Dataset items
====
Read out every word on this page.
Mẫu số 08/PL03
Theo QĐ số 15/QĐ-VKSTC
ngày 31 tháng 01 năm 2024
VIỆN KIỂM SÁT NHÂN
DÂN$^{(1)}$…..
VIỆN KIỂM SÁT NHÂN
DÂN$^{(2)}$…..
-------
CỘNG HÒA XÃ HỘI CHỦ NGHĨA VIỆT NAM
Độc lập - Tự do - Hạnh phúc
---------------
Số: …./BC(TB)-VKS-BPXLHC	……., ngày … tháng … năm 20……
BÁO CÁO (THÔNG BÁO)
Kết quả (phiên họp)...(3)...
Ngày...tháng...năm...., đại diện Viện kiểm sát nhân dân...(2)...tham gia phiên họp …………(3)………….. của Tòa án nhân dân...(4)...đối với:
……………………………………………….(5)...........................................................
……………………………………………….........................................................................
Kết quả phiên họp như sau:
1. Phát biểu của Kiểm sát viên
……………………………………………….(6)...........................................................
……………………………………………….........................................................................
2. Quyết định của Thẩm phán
====
▶ **Set task**
All of the records must be retyped exactly as they are.

▶ **Answer**
Read out every word on this page.
Mẫu số 08/PL03
Theo QĐ số 15/QĐ-VKSTC
ngày 31 tháng 01 năm 2024
VIỆN KIỂM SÁT NHÂN
DÂN$^{(1)}$…..
VIỆN KIỂM SÁT NHÂN
DÂN$^{(2)}$…..
-------
CỘNG HÒA XÃ HỘI CHỦ NGHĨA VIỆT NAM
Độc lập - Tự do - Hạnh phúc
---------------
Số: …./BC(TB)-VKS-BPXLHC	……., ngày … tháng … năm 20……
BÁO CÁO (THÔNG BÁO)
Kết quả (phiên họp)...(3)...
Ngày...tháng...năm...., đại diện Viện kiểm sát nhân dân...(2)...tham gia phiên họp …………(3)………….. của Tòa án nhân dân...(4)...đối với:
……………………………………………….(5)...........................................................
……………………………………………….........................................................................
Kết quả phiên họp như sau:
1. Phát biểu của Kiểm sát viên
……………………………………………….(6)...........................................................
……………………………………………….........................................................................
2. Quyết định của Thẩm phán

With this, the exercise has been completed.